- _DATA FOR PROCESSING_
>> Begin

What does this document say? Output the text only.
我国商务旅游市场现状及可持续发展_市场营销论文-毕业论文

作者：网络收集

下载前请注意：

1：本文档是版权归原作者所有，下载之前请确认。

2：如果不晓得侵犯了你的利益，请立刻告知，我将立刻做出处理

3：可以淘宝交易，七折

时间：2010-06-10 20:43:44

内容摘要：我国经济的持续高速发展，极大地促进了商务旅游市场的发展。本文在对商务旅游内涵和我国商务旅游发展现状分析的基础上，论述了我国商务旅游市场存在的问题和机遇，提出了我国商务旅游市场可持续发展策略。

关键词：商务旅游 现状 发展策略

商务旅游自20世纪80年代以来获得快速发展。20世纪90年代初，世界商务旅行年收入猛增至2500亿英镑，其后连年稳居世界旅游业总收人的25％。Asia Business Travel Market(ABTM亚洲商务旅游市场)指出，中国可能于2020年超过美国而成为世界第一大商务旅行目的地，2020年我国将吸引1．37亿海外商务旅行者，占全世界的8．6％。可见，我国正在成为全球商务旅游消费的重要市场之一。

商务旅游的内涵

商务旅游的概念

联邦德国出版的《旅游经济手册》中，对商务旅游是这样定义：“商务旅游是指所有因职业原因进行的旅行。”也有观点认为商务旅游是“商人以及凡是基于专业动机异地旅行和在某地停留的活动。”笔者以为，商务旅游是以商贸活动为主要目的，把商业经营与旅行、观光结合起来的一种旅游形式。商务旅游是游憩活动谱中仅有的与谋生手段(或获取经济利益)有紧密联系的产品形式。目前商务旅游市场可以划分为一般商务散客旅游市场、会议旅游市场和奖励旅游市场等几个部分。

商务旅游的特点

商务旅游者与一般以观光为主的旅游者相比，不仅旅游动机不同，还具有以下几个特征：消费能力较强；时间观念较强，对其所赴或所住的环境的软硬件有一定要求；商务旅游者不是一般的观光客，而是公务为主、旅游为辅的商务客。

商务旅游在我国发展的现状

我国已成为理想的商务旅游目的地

>> End

- _TASK BRIEF_
Copy down the whole of the data above, matching it exactly.

- _OUTPUT FOR THIS TASK_
What does this document say? Output the text only.
我国商务旅游市场现状及可持续发展_市场营销论文-毕业论文

作者：网络收集

下载前请注意：

1：本文档是版权归原作者所有，下载之前请确认。

2：如果不晓得侵犯了你的利益，请立刻告知，我将立刻做出处理

3：可以淘宝交易，七折

时间：2010-06-10 20:43:44

内容摘要：我国经济的持续高速发展，极大地促进了商务旅游市场的发展。本文在对商务旅游内涵和我国商务旅游发展现状分析的基础上，论述了我国商务旅游市场存在的问题和机遇，提出了我国商务旅游市场可持续发展策略。

关键词：商务旅游 现状 发展策略

商务旅游自20世纪80年代以来获得快速发展。20世纪90年代初，世界商务旅行年收入猛增至2500亿英镑，其后连年稳居世界旅游业总收人的25％。Asia Business Travel Market(ABTM亚洲商务旅游市场)指出，中国可能于2020年超过美国而成为世界第一大商务旅行目的地，2020年我国将吸引1．37亿海外商务旅行者，占全世界的8．6％。可见，我国正在成为全球商务旅游消费的重要市场之一。

商务旅游的内涵

商务旅游的概念

联邦德国出版的《旅游经济手册》中，对商务旅游是这样定义：“商务旅游是指所有因职业原因进行的旅行。”也有观点认为商务旅游是“商人以及凡是基于专业动机异地旅行和在某地停留的活动。”笔者以为，商务旅游是以商贸活动为主要目的，把商业经营与旅行、观光结合起来的一种旅游形式。商务旅游是游憩活动谱中仅有的与谋生手段(或获取经济利益)有紧密联系的产品形式。目前商务旅游市场可以划分为一般商务散客旅游市场、会议旅游市场和奖励旅游市场等几个部分。

商务旅游的特点

商务旅游者与一般以观光为主的旅游者相比，不仅旅游动机不同，还具有以下几个特征：消费能力较强；时间观念较强，对其所赴或所住的环境的软硬件有一定要求；商务旅游者不是一般的观光客，而是公务为主、旅游为辅的商务客。

商务旅游在我国发展的现状

我国已成为理想的商务旅游目的地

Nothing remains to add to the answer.